JOB: Show all lines holding the string "journey".

Stored data entries
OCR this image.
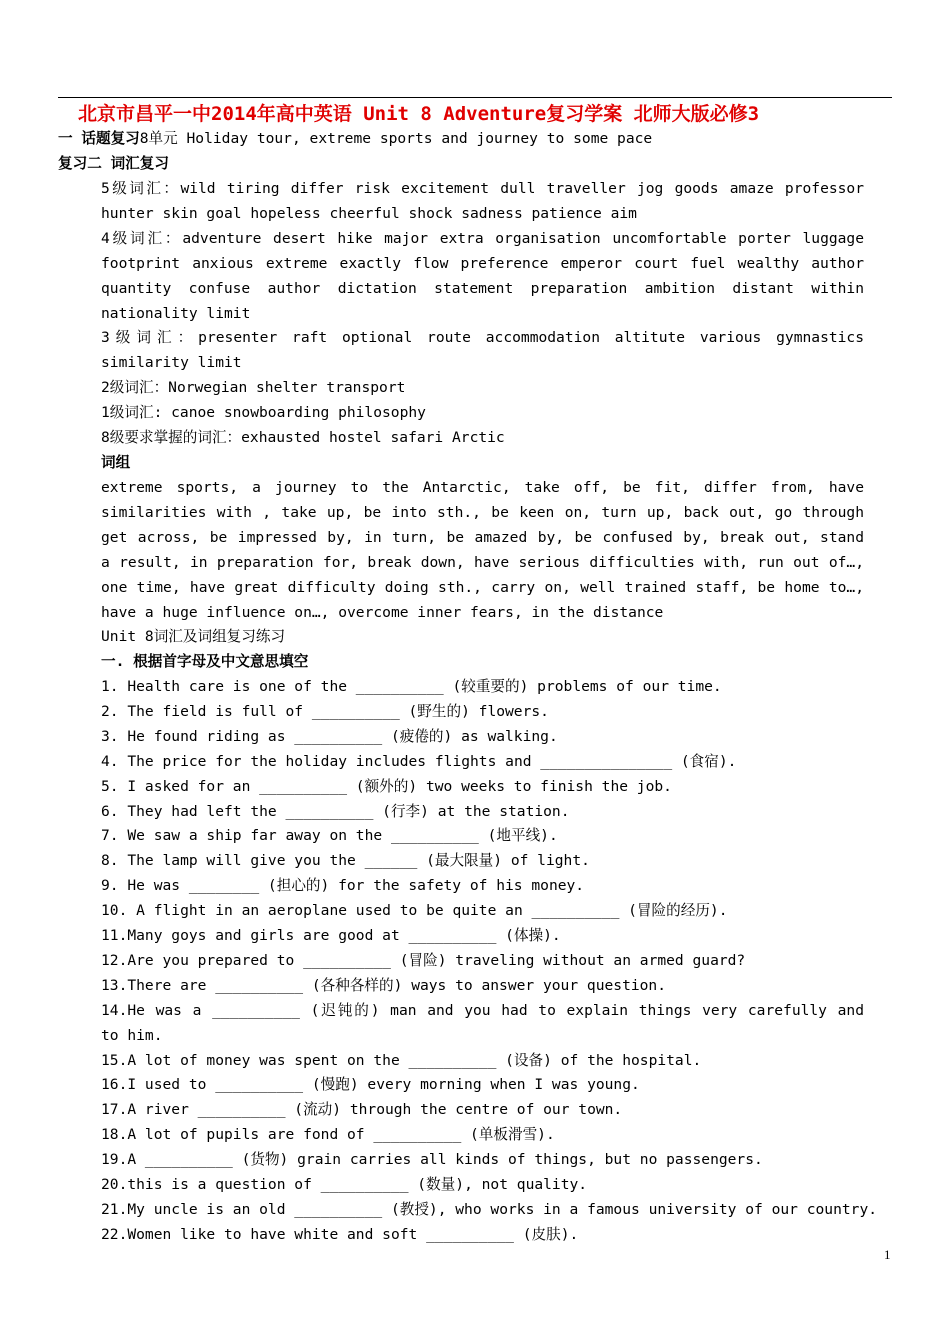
北京市昌平一中2014年高中英语 Unit 8 Adventure复习学案 北师大版必修3
一 话题复习8单元 Holiday tour, extreme sports and journey to some pace
复习二 词汇复习
5级词汇：wild tiring differ risk excitement dull traveller jog goods amaze professor
hunter skin goal hopeless cheerful shock sadness patience aim
4级词汇：adventure desert hike major extra organisation uncomfortable porter luggage
footprint anxious extreme exactly flow preference emperor court fuel wealthy author
quantity confuse author dictation statement preparation ambition distant within
nationality limit
3级词汇：presenter raft optional route accommodation altitute various gymnastics
similarity limit
2级词汇：Norwegian shelter transport
1级词汇: canoe snowboarding philosophy
8级要求掌握的词汇：exhausted hostel safari Arctic
词组
extreme sports, a journey to the Antarctic, take off, be fit, differ from, have
similarities with , take up, be into sth., be keen on, turn up, back out, go through
get across, be impressed by, in turn, be amazed by, be confused by, break out, stand
a result, in preparation for, break down, have serious difficulties with, run out of…,
one time, have great difficulty doing sth., carry on, well trained staff, be home to…,
have a huge influence on…, overcome inner fears, in the distance
Unit 8词汇及词组复习练习
一. 根据首字母及中文意思填空
1. Health care is one of the __________ (较重要的) problems of our time.
2. The field is full of __________ (野生的) flowers.
3. He found riding as __________ (疲倦的) as walking.
4. The price for the holiday includes flights and _______________ (食宿).
5. I asked for an __________ (额外的) two weeks to finish the job.
6. They had left the __________ (行李) at the station.
7. We saw a ship far away on the __________ (地平线).
8. The lamp will give you the ______ (最大限量) of light.
9. He was ________ (担心的) for the safety of his money.
10. A flight in an aeroplane used to be quite an __________ (冒险的经历).
11.Many goys and girls are good at __________ (体操).
12.Are you prepared to __________ (冒险) traveling without an armed guard?
13.There are __________ (各种各样的) ways to answer your question.
14.He was a __________ (迟钝的) man and you had to explain things very carefully and
to him.
15.A lot of money was spent on the __________ (设备) of the hospital.
16.I used to __________ (慢跑) every morning when I was young.
17.A river __________ (流动) through the centre of our town.
18.A lot of pupils are fond of __________ (单板滑雪).
19.A __________ (货物) grain carries all kinds of things, but no passengers.
20.this is a question of __________ (数量), not quality.
21.My uncle is an old __________ (教授), who works in a famous university of our country.
22.Women like to have white and soft __________ (皮肤).
1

RESULT FOR THIS TASK:
一 话题复习8单元 Holiday tour, extreme sports and journey to some pace
extreme sports, a journey to the Antarctic, take off, be fit, differ from, have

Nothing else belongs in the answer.